+++ GIVEN DATA

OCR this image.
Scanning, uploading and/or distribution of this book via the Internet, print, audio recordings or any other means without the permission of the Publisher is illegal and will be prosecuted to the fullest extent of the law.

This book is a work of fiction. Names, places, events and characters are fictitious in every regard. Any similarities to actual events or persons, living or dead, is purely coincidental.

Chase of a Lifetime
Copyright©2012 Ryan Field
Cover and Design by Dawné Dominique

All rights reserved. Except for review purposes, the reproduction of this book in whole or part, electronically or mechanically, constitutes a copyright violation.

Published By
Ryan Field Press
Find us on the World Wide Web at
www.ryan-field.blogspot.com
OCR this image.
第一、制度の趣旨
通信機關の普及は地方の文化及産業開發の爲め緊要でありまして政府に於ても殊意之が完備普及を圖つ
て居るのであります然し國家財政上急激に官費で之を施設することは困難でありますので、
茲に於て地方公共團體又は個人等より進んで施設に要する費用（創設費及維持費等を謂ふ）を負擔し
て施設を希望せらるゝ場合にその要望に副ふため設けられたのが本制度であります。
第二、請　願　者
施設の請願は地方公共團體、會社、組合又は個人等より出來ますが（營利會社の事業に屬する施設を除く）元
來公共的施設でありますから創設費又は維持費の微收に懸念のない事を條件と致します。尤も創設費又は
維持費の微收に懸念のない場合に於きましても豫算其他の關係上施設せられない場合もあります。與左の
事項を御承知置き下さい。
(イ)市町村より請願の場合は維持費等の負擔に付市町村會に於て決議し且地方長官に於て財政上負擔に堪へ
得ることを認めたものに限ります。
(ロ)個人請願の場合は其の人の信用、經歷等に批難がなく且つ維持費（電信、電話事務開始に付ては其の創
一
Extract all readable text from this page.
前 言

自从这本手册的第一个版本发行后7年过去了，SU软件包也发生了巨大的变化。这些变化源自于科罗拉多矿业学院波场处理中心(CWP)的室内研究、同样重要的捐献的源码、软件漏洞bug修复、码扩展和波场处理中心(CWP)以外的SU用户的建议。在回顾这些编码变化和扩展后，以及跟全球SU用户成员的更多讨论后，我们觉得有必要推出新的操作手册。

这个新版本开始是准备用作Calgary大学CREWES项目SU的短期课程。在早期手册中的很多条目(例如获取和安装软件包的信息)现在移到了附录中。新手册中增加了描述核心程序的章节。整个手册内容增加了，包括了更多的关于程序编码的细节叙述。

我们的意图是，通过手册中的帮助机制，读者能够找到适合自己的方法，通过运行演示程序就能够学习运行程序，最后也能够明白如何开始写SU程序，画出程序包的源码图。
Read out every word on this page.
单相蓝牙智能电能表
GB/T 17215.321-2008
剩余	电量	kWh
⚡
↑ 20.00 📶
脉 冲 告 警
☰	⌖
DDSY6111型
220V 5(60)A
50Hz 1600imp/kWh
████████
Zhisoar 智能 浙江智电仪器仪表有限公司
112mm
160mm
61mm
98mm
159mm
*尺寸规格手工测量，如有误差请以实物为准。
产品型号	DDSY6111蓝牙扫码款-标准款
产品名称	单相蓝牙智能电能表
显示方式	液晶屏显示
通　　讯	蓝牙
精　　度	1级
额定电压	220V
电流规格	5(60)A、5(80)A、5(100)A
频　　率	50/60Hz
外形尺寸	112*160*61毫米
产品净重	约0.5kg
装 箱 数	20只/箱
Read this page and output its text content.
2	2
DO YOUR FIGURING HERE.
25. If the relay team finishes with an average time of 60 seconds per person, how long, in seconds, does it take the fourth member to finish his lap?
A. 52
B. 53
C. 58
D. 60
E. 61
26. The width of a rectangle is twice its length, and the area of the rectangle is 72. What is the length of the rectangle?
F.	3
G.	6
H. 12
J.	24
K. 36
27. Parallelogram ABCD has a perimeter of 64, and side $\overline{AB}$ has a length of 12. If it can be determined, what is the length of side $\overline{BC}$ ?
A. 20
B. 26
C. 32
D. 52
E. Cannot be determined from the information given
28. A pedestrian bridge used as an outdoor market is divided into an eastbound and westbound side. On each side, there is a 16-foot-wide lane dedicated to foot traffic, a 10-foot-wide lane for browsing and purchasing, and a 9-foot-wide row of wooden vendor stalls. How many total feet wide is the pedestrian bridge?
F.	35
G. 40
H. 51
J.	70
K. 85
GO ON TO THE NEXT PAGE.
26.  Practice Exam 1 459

++++++

_PROMPT_
Go through the material above and count the lines that contain "from"; answer with the number alone.

_ANSWER TO THE TASK_
2